# Supplied data start
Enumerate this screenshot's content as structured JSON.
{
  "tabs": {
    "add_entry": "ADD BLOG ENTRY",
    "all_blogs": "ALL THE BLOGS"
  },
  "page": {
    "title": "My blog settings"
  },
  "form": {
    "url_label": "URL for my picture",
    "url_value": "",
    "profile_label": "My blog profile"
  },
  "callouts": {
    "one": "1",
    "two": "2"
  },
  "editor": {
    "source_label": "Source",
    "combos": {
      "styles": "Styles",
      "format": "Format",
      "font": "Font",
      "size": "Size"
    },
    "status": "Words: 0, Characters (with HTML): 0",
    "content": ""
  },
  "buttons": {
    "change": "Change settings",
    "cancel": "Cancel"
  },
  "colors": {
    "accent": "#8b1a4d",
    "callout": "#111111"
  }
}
# Supplied data end
* **Your objective**
Among the entries above, how many lines hold the string "content"? Respond with nothing but the number.

* **Solution for this exercise**
2